*** Exercise material

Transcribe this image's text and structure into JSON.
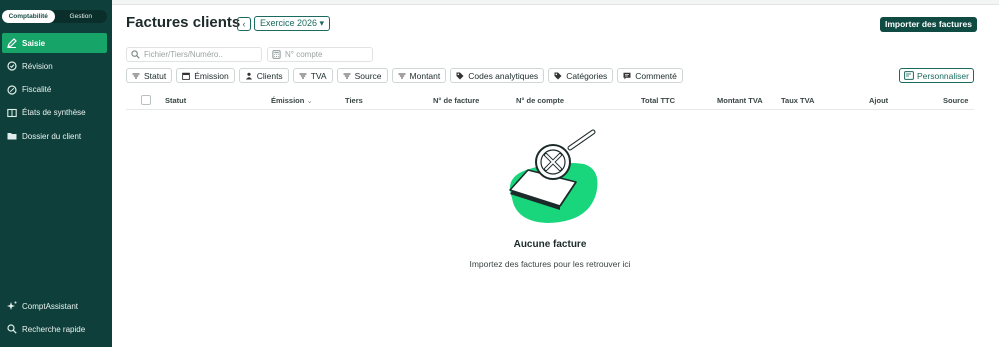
{
  "sidebar": {
    "toggle": {
      "left": "Comptabilité",
      "right": "Gestion"
    },
    "items": [
      {
        "label": "Saisie",
        "icon": "pencil-icon",
        "active": true
      },
      {
        "label": "Révision",
        "icon": "refresh-icon"
      },
      {
        "label": "Fiscalité",
        "icon": "percent-icon"
      },
      {
        "label": "États de synthèse",
        "icon": "book-icon"
      },
      {
        "label": "Dossier du client",
        "icon": "folder-icon"
      }
    ],
    "bottom": [
      {
        "label": "ComptAssistant",
        "icon": "sparkle-icon"
      },
      {
        "label": "Recherche rapide",
        "icon": "search-icon"
      }
    ]
  },
  "header": {
    "title": "Factures clients",
    "back_symbol": "‹",
    "exercise": "Exercice 2026 ▾",
    "import_label": "Importer des factures"
  },
  "search": {
    "placeholder": "Fichier/Tiers/Numéro..",
    "account_placeholder": "N° compte"
  },
  "filters": [
    {
      "label": "Statut",
      "icon": "filter-lines-icon"
    },
    {
      "label": "Émission",
      "icon": "calendar-icon"
    },
    {
      "label": "Clients",
      "icon": "users-icon"
    },
    {
      "label": "TVA",
      "icon": "filter-lines-icon"
    },
    {
      "label": "Source",
      "icon": "filter-lines-icon"
    },
    {
      "label": "Montant",
      "icon": "filter-lines-icon"
    },
    {
      "label": "Codes analytiques",
      "icon": "tag-icon"
    },
    {
      "label": "Catégories",
      "icon": "tag-icon"
    },
    {
      "label": "Commenté",
      "icon": "comment-icon"
    }
  ],
  "customize_label": "Personnaliser",
  "table": {
    "columns": [
      "Statut",
      "Émission",
      "Tiers",
      "N° de facture",
      "N° de compte",
      "Total TTC",
      "Montant TVA",
      "Taux TVA",
      "Ajout",
      "Source"
    ],
    "sort_symbol": "⌄"
  },
  "empty": {
    "title": "Aucune facture",
    "subtitle": "Importez des factures pour les retrouver ici"
  },
  "colors": {
    "sidebar_bg": "#0f3f3a",
    "active_green": "#17a469",
    "primary": "#0f4a43",
    "accent_green": "#19d67c"
  }
}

******

**Stated problem**
Pull out all lines in the data above that include "Tiers".

**Exercise output**
    "placeholder": "Fichier/Tiers/Numéro..",
      "Tiers",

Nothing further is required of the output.